───── RECORD EXCERPTS ─────

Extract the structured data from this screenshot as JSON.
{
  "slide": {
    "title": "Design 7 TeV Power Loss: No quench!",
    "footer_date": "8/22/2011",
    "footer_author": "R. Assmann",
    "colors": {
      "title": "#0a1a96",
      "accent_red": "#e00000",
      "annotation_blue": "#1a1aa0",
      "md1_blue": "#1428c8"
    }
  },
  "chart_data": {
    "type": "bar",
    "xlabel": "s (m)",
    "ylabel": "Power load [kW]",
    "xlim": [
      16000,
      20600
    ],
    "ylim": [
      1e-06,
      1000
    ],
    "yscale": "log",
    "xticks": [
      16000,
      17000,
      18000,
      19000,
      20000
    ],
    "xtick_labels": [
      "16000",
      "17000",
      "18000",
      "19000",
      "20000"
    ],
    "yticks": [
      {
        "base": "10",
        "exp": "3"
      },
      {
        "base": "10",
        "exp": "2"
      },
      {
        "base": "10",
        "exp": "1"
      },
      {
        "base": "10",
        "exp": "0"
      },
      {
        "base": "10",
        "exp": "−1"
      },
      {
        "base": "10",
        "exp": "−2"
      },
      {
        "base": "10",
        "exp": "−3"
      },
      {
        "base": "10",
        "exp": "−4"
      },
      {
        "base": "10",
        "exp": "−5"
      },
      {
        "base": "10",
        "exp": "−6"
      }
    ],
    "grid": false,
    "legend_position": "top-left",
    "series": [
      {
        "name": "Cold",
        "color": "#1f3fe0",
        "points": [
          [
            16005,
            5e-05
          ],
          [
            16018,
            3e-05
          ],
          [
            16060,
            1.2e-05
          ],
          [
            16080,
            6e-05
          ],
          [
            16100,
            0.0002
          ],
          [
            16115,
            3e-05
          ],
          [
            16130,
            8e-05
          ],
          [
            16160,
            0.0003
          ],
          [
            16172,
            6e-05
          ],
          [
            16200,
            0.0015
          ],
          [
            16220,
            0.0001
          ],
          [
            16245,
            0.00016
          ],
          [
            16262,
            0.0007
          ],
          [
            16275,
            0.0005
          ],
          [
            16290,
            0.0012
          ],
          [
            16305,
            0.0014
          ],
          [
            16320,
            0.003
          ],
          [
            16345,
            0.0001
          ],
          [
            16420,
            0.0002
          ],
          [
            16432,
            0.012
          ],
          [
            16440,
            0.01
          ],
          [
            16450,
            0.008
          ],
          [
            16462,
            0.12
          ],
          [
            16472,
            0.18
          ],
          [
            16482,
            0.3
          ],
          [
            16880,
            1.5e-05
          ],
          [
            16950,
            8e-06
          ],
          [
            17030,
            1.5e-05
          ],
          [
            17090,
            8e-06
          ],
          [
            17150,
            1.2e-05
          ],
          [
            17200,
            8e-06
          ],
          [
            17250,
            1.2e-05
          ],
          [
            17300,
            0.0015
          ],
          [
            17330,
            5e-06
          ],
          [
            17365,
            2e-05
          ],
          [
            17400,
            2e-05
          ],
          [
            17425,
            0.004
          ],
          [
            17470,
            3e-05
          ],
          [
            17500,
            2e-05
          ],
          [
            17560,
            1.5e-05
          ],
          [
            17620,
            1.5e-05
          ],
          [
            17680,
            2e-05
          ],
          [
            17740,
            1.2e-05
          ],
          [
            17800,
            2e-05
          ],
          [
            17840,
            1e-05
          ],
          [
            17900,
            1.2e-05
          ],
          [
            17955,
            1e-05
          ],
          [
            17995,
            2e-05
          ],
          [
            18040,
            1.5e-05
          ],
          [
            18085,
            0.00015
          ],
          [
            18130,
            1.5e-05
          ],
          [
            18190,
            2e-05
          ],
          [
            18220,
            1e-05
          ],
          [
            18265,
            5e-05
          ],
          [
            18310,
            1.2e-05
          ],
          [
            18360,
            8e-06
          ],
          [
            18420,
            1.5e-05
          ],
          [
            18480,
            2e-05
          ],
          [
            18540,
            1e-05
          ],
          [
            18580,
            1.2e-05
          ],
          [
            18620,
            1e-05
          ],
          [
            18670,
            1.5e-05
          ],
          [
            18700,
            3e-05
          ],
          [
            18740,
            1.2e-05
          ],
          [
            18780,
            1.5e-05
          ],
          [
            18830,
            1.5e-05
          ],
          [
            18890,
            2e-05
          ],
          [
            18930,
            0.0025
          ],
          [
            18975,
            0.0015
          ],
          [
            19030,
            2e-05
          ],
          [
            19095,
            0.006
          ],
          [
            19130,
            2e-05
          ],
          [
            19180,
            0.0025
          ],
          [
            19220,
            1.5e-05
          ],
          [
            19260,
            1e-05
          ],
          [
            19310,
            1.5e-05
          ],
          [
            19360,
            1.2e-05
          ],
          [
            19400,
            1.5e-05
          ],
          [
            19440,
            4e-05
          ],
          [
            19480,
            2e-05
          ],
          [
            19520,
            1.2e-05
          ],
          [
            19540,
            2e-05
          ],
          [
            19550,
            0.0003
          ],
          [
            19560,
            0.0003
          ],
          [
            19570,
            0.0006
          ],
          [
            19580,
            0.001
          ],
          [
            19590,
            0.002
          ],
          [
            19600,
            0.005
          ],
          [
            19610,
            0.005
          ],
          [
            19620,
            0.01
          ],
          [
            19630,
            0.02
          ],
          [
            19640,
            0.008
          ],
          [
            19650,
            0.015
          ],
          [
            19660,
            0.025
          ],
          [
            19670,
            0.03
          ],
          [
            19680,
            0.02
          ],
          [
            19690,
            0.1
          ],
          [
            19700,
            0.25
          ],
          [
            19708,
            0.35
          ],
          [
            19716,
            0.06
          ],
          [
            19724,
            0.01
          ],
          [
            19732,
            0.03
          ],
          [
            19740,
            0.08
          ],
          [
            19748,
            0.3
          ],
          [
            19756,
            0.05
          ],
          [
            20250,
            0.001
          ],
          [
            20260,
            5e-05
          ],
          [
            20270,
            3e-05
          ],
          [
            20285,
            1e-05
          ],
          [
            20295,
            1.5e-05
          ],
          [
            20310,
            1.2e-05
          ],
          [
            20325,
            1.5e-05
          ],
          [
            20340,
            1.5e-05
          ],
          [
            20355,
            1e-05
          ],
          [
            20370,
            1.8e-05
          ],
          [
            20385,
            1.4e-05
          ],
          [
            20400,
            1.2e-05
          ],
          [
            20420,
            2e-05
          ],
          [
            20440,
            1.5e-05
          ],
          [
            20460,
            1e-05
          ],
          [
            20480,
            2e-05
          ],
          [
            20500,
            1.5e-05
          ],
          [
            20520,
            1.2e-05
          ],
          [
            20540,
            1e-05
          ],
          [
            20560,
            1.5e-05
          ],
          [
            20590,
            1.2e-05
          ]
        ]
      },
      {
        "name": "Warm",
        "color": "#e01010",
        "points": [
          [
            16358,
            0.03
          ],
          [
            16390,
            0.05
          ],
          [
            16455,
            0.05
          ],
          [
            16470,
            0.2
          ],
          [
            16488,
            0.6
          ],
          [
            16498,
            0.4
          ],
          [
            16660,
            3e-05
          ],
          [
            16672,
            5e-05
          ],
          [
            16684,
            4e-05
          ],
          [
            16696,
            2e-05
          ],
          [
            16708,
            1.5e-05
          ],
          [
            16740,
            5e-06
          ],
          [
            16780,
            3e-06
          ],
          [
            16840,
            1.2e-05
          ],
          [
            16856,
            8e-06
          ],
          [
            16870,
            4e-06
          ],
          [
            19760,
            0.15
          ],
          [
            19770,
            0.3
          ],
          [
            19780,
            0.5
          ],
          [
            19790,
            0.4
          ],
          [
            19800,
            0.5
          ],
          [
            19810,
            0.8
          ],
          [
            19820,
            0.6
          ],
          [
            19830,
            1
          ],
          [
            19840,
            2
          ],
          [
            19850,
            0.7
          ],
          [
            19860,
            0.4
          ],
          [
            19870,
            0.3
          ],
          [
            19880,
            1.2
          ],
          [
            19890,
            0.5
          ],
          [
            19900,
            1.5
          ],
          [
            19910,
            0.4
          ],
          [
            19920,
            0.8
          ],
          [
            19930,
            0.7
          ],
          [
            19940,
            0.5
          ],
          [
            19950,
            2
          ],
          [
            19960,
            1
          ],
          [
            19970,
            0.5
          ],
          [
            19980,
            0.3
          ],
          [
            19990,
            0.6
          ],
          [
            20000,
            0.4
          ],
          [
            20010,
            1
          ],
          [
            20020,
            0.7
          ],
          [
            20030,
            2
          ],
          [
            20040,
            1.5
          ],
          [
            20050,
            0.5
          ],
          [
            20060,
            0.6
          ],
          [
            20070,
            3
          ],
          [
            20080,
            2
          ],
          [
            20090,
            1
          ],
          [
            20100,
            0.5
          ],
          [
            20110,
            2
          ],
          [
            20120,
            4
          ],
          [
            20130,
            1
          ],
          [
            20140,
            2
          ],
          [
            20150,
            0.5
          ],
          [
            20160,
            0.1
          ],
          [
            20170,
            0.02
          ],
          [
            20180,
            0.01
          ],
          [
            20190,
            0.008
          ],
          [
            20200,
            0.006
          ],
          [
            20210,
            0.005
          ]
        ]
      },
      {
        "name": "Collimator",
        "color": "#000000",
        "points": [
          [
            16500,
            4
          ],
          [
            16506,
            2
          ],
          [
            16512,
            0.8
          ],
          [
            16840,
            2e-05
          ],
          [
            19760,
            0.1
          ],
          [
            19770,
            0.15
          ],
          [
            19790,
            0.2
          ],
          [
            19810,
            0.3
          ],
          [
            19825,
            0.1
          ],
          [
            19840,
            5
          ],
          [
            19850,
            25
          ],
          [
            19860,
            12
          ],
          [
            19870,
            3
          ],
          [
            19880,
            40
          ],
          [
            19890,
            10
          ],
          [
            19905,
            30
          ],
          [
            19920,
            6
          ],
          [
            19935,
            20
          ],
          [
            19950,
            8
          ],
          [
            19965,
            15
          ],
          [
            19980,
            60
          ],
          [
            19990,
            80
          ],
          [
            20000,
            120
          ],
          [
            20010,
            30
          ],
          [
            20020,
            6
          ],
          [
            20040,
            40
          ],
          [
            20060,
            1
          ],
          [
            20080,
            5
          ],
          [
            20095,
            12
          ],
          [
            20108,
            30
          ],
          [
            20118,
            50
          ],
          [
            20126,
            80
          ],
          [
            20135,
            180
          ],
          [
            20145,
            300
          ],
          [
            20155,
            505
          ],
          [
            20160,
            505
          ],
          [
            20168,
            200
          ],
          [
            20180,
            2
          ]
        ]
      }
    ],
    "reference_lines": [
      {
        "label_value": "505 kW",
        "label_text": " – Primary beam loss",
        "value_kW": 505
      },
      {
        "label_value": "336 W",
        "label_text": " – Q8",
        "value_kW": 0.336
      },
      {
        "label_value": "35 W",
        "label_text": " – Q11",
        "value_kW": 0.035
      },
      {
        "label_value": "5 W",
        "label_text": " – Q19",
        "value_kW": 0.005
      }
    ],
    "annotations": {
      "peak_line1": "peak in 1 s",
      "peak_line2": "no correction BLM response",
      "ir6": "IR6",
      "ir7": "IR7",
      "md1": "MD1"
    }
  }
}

─────

### YOUR INSTRUCTIONS
Of all the lines in the entries, how many contain the word "title"? Give only the number.

### THE REPLY
2